EXERCISE →
Go through the entries below and count the lines holding the word "title". Reply with only the number, please.

GIVEN INFORMATION →

::::::::::

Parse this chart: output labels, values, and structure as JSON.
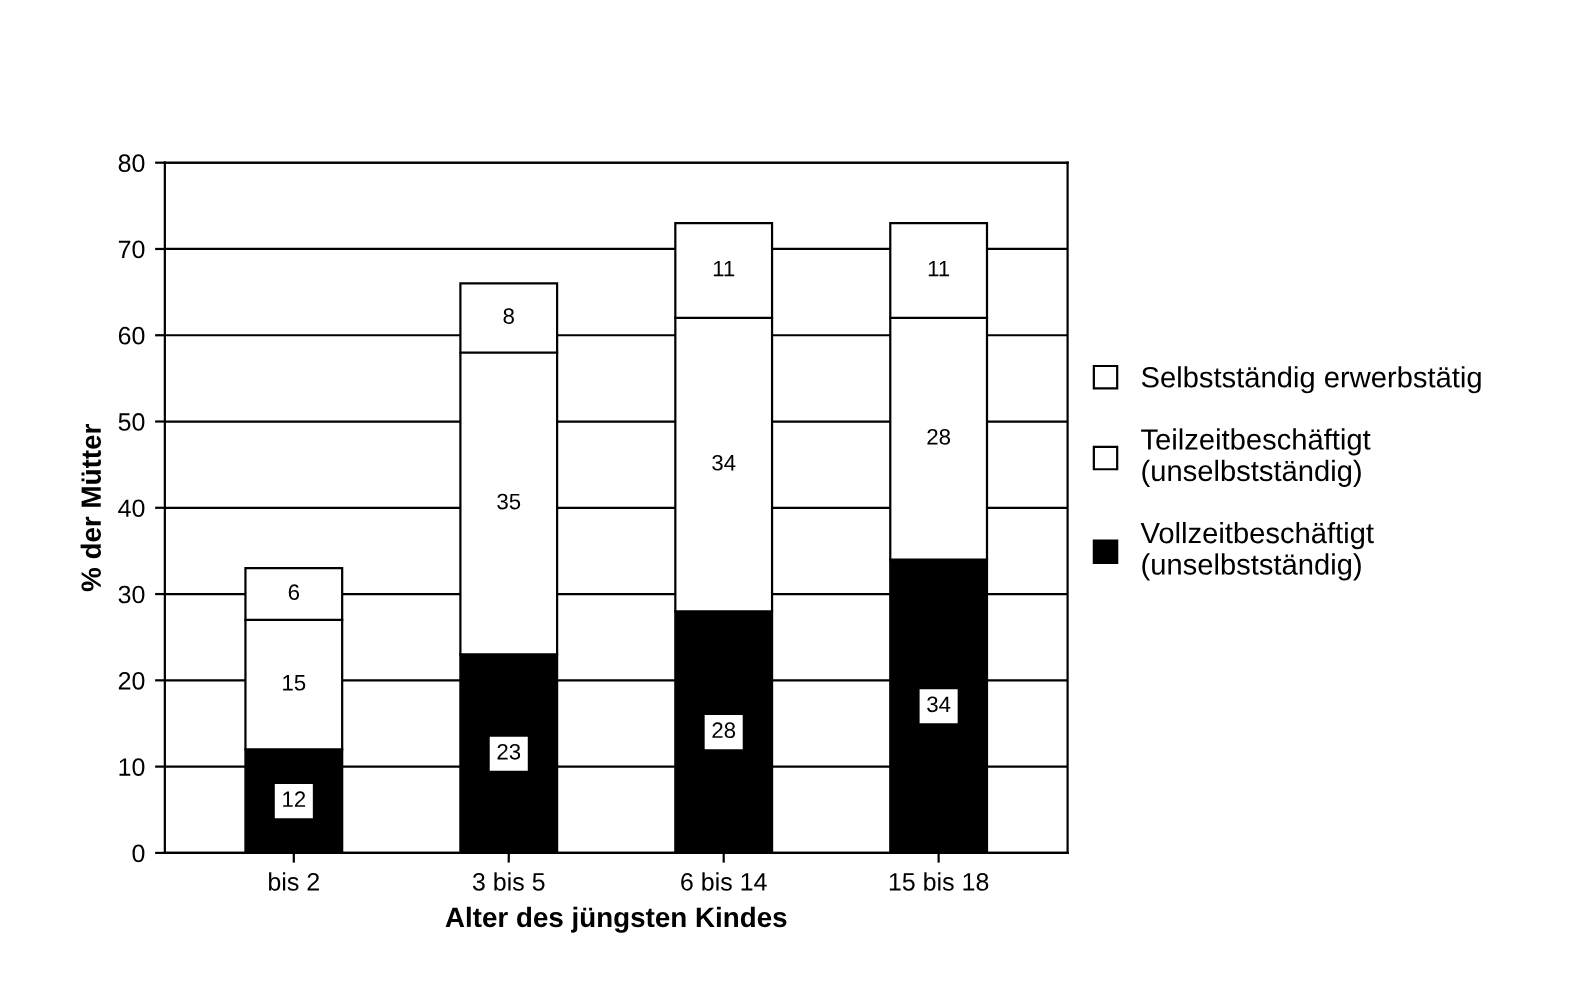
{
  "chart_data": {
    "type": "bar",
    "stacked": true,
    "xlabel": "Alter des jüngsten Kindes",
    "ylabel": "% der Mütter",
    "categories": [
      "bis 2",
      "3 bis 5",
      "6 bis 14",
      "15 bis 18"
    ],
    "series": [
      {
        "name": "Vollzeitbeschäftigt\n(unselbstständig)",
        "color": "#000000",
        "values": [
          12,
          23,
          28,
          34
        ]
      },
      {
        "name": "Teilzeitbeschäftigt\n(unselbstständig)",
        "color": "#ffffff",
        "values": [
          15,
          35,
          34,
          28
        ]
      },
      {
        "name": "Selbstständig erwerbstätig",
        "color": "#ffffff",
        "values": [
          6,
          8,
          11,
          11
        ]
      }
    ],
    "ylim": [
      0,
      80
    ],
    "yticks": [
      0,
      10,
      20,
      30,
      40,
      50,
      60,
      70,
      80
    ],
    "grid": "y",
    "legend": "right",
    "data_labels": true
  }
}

::::::::::

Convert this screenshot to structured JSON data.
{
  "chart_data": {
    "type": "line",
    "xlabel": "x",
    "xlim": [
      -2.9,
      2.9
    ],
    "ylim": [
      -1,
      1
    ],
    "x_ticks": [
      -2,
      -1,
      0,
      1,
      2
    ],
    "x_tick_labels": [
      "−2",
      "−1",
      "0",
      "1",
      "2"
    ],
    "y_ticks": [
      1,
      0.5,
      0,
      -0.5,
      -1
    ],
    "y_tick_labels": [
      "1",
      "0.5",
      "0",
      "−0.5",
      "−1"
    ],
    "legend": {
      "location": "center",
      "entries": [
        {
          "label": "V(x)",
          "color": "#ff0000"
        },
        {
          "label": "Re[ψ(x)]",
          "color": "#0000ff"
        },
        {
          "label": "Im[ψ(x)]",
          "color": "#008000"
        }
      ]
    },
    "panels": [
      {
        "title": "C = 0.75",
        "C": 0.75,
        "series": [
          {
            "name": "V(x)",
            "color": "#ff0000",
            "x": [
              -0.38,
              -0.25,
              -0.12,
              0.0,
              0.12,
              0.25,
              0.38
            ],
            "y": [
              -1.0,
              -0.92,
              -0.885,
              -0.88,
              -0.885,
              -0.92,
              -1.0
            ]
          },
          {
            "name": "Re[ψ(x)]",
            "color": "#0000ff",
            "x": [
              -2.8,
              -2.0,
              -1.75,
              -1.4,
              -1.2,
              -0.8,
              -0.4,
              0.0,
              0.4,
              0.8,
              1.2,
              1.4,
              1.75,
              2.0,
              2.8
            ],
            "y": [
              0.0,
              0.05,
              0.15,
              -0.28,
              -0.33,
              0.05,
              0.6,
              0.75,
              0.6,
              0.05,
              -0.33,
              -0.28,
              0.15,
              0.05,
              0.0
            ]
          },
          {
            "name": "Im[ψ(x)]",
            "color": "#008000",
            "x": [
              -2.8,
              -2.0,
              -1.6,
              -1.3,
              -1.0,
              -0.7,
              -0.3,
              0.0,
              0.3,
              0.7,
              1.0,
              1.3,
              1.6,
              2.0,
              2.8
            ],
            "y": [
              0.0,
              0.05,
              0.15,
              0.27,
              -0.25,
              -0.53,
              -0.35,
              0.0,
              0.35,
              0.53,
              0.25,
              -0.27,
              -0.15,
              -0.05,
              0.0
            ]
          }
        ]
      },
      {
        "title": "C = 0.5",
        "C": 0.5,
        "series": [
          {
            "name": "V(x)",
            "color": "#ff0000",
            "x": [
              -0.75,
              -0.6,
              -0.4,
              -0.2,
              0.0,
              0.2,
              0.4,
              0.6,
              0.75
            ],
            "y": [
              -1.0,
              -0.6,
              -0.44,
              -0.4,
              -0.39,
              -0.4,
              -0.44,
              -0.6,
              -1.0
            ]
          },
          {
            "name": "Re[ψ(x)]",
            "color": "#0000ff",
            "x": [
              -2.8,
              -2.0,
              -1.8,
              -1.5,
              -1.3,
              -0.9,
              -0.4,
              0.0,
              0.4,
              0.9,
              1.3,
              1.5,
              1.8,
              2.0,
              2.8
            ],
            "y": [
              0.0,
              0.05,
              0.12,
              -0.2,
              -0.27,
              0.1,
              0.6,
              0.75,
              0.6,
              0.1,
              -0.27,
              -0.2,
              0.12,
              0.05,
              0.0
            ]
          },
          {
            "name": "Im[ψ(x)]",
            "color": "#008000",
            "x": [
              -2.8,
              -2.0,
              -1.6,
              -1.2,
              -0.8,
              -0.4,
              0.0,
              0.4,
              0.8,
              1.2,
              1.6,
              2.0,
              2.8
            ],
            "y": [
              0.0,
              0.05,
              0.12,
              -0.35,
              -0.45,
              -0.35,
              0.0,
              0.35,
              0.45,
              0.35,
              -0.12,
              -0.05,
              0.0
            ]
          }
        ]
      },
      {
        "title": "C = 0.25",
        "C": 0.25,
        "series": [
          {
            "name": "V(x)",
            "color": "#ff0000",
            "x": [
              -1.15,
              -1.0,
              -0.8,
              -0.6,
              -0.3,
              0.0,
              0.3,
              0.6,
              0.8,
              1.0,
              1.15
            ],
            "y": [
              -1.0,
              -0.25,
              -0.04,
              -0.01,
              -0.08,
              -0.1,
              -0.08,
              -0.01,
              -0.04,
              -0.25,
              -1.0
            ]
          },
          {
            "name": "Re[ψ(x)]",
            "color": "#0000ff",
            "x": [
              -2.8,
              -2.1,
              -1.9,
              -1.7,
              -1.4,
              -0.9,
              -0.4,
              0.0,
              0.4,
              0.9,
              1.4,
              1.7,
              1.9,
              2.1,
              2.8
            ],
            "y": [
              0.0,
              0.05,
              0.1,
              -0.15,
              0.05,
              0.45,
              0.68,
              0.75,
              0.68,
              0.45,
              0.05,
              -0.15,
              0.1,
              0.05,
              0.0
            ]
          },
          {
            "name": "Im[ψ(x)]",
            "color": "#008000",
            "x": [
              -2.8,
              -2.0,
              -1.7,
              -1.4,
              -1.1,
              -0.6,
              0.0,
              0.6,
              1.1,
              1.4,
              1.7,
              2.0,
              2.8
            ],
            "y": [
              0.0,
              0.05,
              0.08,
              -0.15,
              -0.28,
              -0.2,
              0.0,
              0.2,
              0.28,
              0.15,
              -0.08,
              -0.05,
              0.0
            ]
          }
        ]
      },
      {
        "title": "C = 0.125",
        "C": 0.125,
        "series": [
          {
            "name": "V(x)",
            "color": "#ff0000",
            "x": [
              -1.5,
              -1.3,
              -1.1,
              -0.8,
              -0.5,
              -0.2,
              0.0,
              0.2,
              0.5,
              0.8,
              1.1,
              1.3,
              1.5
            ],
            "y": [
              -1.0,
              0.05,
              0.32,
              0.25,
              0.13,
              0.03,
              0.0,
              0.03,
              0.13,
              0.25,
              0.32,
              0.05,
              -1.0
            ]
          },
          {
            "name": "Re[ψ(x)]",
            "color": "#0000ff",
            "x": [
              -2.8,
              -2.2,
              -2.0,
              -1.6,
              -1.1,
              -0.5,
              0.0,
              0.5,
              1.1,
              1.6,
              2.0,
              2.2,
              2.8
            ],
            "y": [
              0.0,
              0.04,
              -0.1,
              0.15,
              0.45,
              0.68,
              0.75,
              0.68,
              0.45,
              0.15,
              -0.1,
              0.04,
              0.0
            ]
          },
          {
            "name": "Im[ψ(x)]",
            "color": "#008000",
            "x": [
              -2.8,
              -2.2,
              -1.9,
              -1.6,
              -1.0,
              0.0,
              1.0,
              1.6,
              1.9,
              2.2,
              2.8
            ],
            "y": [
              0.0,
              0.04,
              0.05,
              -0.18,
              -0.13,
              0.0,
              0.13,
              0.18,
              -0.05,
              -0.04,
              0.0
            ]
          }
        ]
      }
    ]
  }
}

::::::::::

THE REPLY →
4